Your friend proposes a divide-and-conquer approach to compute a minimum spanning tree of a weighted, undirected, connected graph $G = (V,E)$. The helper function
\begin{verbatim}
{G_1, G_2} = subgraphs(G)
\end{verbatim}
takes a graph $G = (V,E)$ and partitions the vertices into two graphs $G_1 = (V_1, E_1)$ and $G_2 = (V_2, E_2)$ such that $G_1$ and $G_2$ are both connected and $|V_1|$ and $|V_2|$ differ by at most 1. If (and only if) such a partitioning is \textbf{not possible}, one or both of the graphs $G_1$ and $G_2$ will be disconnected.

\begin{verbatim}
DC_MST(G = (V, E)):

\\ Base cases:
if |E| = 0:                      \\ no edges
    return NONE
if |E| = 1:                      \\ 1 edge
    return E

{G_1, G_2} = subgraphs(G)
MST_1 = DC_MST(G_1)
MST_2 = DC_MST(G_2)
let e = the minimum-weight edge connecting G_1 and G_2
return [MST_1, e, MST_2]
\end{verbatim}

We'll start by analyzing the runtime of this algorithm. Assume that the \texttt{subgraphs} function runs in $\Theta(n+m)$ time, where $n = |V|$ and $m = |E|$.

\begin{enumerate}
	\item We'll find it helpful to examine the performance of this algorithm in the best and worst cases. For this part, we'll focus on connected graphs where \texttt{subgraphs} can indeed always generate connected $G_1$ and $G_2$ subgraphs.
	\begin{enumerate}
		\item The best case for this algorithm is a particular (simple and common) type of connected graph. What type of connected graph yields the best-case runtime? VERY briefly justify your answer.
		\item What type of connected graph yields the worst-case runtime? VERY briefly justify your answer.
	\end{enumerate}
	\item Again, assume here we have a connected graph where \texttt{subgraphs} can always generate connected $G_1$ and $G_2$ subgraphs.
	\begin{enumerate}
		\item Give and briefly justify a good asymptotic \textbf{lower bound} on the \textbf{best-case} runtime of this algorithm in terms of $n$.
		\item Give and briefly justify a good asymptotic \textbf{upper bound} on the \textbf{worst-case} runtime of this algorithm in terms of $n$.
	\end{enumerate}
	\item Does this algorithm always generate a minimum spanning tree? Justify your answer.
	
	\item Now suppose that, when it isn't possible to partition $G$ into two connected subgraphs of equal size, the \texttt{subgraphs} function instead returns two \textbf{connected} graphs $G_1$ and $G_2$, where the absolute difference between $|V_1|$ and $|V_2|$ is minimized.

#### [Items]
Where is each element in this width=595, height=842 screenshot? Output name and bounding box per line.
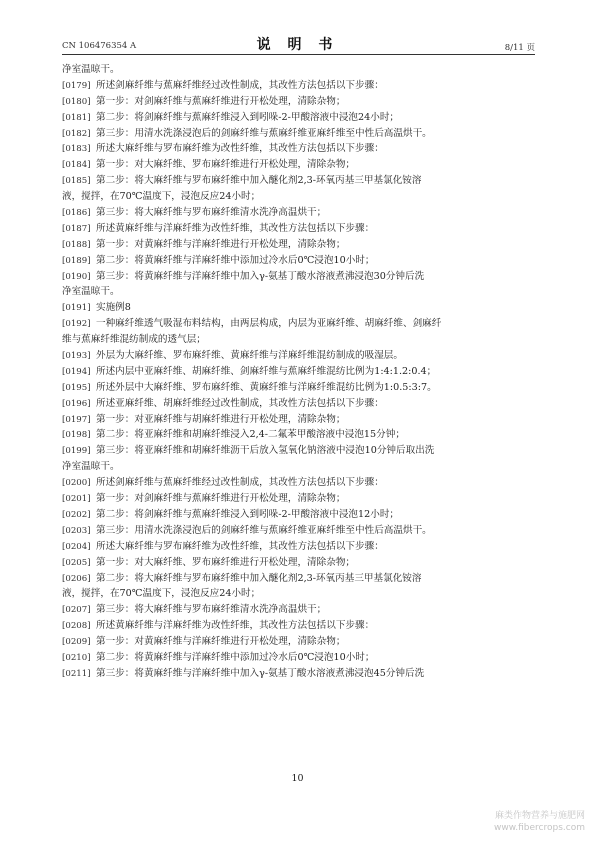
paragraph-line: [62, 269, 537, 285]
document-number: CN 106476354 A: [62, 41, 137, 51]
paragraph-number: [0192]: [62, 319, 91, 330]
paragraph-text: 维与蕉麻纤维混纺制成的透气层；: [62, 334, 206, 346]
paragraph-number: [0179]: [62, 80, 91, 91]
paragraph-text: 第二步：将亚麻纤维和胡麻纤维浸入2,4-二氟苯甲酸溶液中浸泡15分钟；: [96, 429, 405, 441]
paragraph-text: 液，搅拌，在70℃温度下，浸泡反应24小时；: [62, 588, 261, 600]
paragraph-number: [0194]: [62, 366, 91, 377]
paragraph-text: 第三步：将大麻纤维与罗布麻纤维清水洗净高温烘干；: [96, 604, 327, 616]
paragraph-text: 第二步：将大麻纤维与罗布麻纤维中加入醚化剂2,3-环氧丙基三甲基氯化铵溶: [96, 175, 422, 187]
paragraph-text: 第一步：对大麻纤维、罗布麻纤维进行开松处理，清除杂物；: [96, 556, 356, 568]
paragraph-text: 所述剑麻纤维与蕉麻纤维经过改性制成，其改性方法包括以下步骤：: [96, 477, 384, 489]
paragraph-text: 第二步：将大麻纤维与罗布麻纤维中加入醚化剂2,3-环氧丙基三甲基氯化铵溶: [96, 572, 422, 584]
paragraph-text: 第二步：将黄麻纤维与洋麻纤维中添加过冷水后0℃浸泡10小时；: [96, 651, 375, 663]
paragraph-text: 所述大麻纤维与罗布麻纤维为改性纤维，其改性方法包括以下步骤：: [96, 540, 384, 552]
paragraph-number: [0182]: [62, 128, 91, 139]
paragraph-number: [0185]: [62, 176, 91, 187]
paragraph-line: [62, 253, 537, 269]
paragraph-line: [62, 666, 537, 682]
paragraph-text: 第一步：对黄麻纤维与洋麻纤维进行开松处理，清除杂物；: [96, 238, 346, 250]
paragraph-line: [62, 141, 537, 157]
paragraph-text: 实施例8: [96, 302, 131, 314]
paragraph-number: [0210]: [62, 652, 91, 663]
paragraph-line: [62, 475, 537, 491]
paragraph-text: 液，搅拌，在70℃温度下，浸泡反应24小时；: [62, 191, 261, 203]
paragraph-number: [0199]: [62, 446, 91, 457]
paragraph-line: [62, 94, 537, 110]
paragraph-text: 第一步：对黄麻纤维与洋麻纤维进行开松处理，清除杂物；: [96, 636, 346, 648]
paragraph-number: [0211]: [62, 668, 91, 679]
paragraph-line: [62, 571, 537, 587]
paragraph-text: 第三步：将黄麻纤维与洋麻纤维中加入γ-氨基丁酸水溶液煮沸浸泡45分钟后洗: [96, 667, 425, 679]
paragraph-text: 净室温晾干。: [62, 461, 120, 473]
paragraph-line: [62, 157, 537, 173]
paragraph-line: [62, 650, 537, 666]
paragraph-number: [0197]: [62, 414, 91, 425]
paragraph-number: [0187]: [62, 223, 91, 234]
paragraph-line: [62, 380, 537, 396]
paragraph-line: [62, 602, 537, 618]
paragraph-text: 第一步：对大麻纤维、罗布麻纤维进行开松处理，清除杂物；: [96, 159, 356, 171]
paragraph-text: 所述大麻纤维与罗布麻纤维为改性纤维，其改性方法包括以下步骤：: [96, 143, 384, 155]
watermark-name: 麻类作物营养与施肥网: [494, 811, 585, 821]
watermark: [494, 810, 585, 834]
document-body: [62, 62, 537, 682]
paragraph-line: [62, 62, 537, 78]
paragraph-number: [0186]: [62, 208, 91, 219]
paragraph-text: 所述内层中亚麻纤维、胡麻纤维、剑麻纤维与蕉麻纤维混纺比例为1:4:1.2:0.4；: [96, 365, 437, 377]
paragraph-number: [0206]: [62, 573, 91, 584]
paragraph-line: [62, 523, 537, 539]
paragraph-line: [62, 173, 537, 189]
paragraph-number: [0196]: [62, 398, 91, 409]
paragraph-text: 一种麻纤维透气吸湿布料结构，由两层构成，内层为亚麻纤维、胡麻纤维、剑麻纤: [96, 318, 442, 330]
paragraph-text: 所述剑麻纤维与蕉麻纤维经过改性制成，其改性方法包括以下步骤：: [96, 79, 384, 91]
paragraph-number: [0193]: [62, 351, 91, 362]
paragraph-line: [62, 634, 537, 650]
paragraph-text: 净室温晾干。: [62, 286, 120, 298]
paragraph-line: [62, 507, 537, 523]
paragraph-text: 所述外层中大麻纤维、罗布麻纤维、黄麻纤维与洋麻纤维混纺比例为1:0.5:3:7。: [96, 381, 437, 393]
paragraph-line: [62, 126, 537, 142]
paragraph-line: [62, 412, 537, 428]
paragraph-text: 所述黄麻纤维与洋麻纤维为改性纤维，其改性方法包括以下步骤：: [96, 222, 375, 234]
paragraph-number: [0191]: [62, 303, 91, 314]
paragraph-number: [0188]: [62, 239, 91, 250]
paragraph-line: [62, 300, 537, 316]
paragraph-line: [62, 396, 537, 412]
paragraph-text: 第二步：将黄麻纤维与洋麻纤维中添加过冷水后0℃浸泡10小时；: [96, 254, 375, 266]
paragraph-text: 第二步：将剑麻纤维与蕉麻纤维浸入到吲哚-2-甲酸溶液中浸泡12小时；: [96, 508, 400, 520]
paragraph-line: [62, 78, 537, 94]
paragraph-text: 第三步：用清水洗涤浸泡后的剑麻纤维与蕉麻纤维亚麻纤维至中性后高温烘干。: [96, 127, 432, 139]
page-title: 说 明 书: [256, 37, 339, 53]
watermark-url: www.fibercrops.com: [494, 823, 585, 833]
paragraph-text: 第一步：对剑麻纤维与蕉麻纤维进行开松处理，清除杂物；: [96, 493, 346, 505]
paragraph-text: 所述亚麻纤维、胡麻纤维经过改性制成，其改性方法包括以下步骤：: [96, 397, 384, 409]
paragraph-line: [62, 586, 537, 602]
paragraph-text: 第三步：将大麻纤维与罗布麻纤维清水洗净高温烘干；: [96, 207, 327, 219]
paragraph-line: [62, 221, 537, 237]
paragraph-number: [0205]: [62, 557, 91, 568]
paragraph-number: [0189]: [62, 255, 91, 266]
paragraph-number: [0181]: [62, 112, 91, 123]
paragraph-line: [62, 284, 537, 300]
paragraph-number: [0190]: [62, 271, 91, 282]
paragraph-number: [0201]: [62, 494, 91, 505]
paragraph-text: 所述黄麻纤维与洋麻纤维为改性纤维，其改性方法包括以下步骤：: [96, 620, 375, 632]
paragraph-number: [0184]: [62, 160, 91, 171]
paragraph-number: [0207]: [62, 605, 91, 616]
paragraph-number: [0200]: [62, 478, 91, 489]
paragraph-number: [0202]: [62, 509, 91, 520]
paragraph-text: 外层为大麻纤维、罗布麻纤维、黄麻纤维与洋麻纤维混纺制成的吸湿层。: [96, 350, 403, 362]
page-indicator: 8/11 页: [504, 43, 535, 53]
paragraph-line: [62, 364, 537, 380]
paragraph-number: [0203]: [62, 525, 91, 536]
paragraph-line: [62, 316, 537, 332]
paragraph-line: [62, 555, 537, 571]
paragraph-number: [0204]: [62, 541, 91, 552]
paragraph-number: [0180]: [62, 96, 91, 107]
paragraph-line: [62, 332, 537, 348]
header-divider: [62, 54, 535, 55]
paragraph-number: [0183]: [62, 144, 91, 155]
paragraph-text: 第三步：将亚麻纤维和胡麻纤维沥干后放入氢氧化钠溶液中浸泡10分钟后取出洗: [96, 445, 435, 457]
paragraph-text: 第二步：将剑麻纤维与蕉麻纤维浸入到吲哚-2-甲酸溶液中浸泡24小时；: [96, 111, 400, 123]
paragraph-text: 第三步：将黄麻纤维与洋麻纤维中加入γ-氨基丁酸水溶液煮沸浸泡30分钟后洗: [96, 270, 425, 282]
paragraph-line: [62, 491, 537, 507]
paragraph-number: [0208]: [62, 621, 91, 632]
paragraph-line: [62, 205, 537, 221]
paragraph-line: [62, 539, 537, 555]
paragraph-line: [62, 459, 537, 475]
paragraph-number: [0195]: [62, 382, 91, 393]
paragraph-line: [62, 348, 537, 364]
paragraph-text: 第三步：用清水洗涤浸泡后的剑麻纤维与蕉麻纤维亚麻纤维至中性后高温烘干。: [96, 524, 432, 536]
paragraph-text: 净室温晾干。: [62, 64, 120, 75]
page-number: 10: [291, 773, 304, 784]
paragraph-number: [0209]: [62, 637, 91, 648]
paragraph-line: [62, 189, 537, 205]
paragraph-line: [62, 237, 537, 253]
paragraph-line: [62, 618, 537, 634]
paragraph-text: 第一步：对剑麻纤维与蕉麻纤维进行开松处理，清除杂物；: [96, 95, 346, 107]
paragraph-number: [0198]: [62, 430, 91, 441]
paragraph-line: [62, 443, 537, 459]
paragraph-text: 第一步：对亚麻纤维与胡麻纤维进行开松处理，清除杂物；: [96, 413, 346, 425]
paragraph-line: [62, 427, 537, 443]
paragraph-line: [62, 110, 537, 126]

#### [Objectives]
1 > Retype the minimum spanning tree problem from "MST_2 = DC_MST(G_2)" to "and $m = |E|$.".
2 > Answer these from the minimum spanning tree problem:
(a) What running time is assumed for the subgraphs function?
(b) What does DC_MST return when the graph has exactly one edge?
(c) By at most how much may |V_1| and |V_2| differ when subgraphs splits the vertices?

#### [Expected results]
1 >
MST_2 = DC_MST(G_2)
let e = the minimum-weight edge connecting G_1 and G_2
return [MST_1, e, MST_2]
\end{verbatim}

We'll start by analyzing the runtime of this algorithm. Assume that the \texttt{subgraphs} function runs in $\Theta(n+m)$ time, where $n = |V|$ and $m = |E|$.

2 >
(a) Θ(n+m), where n = |V| and m = |E|.
(b) It returns E.
(c) By at most 1.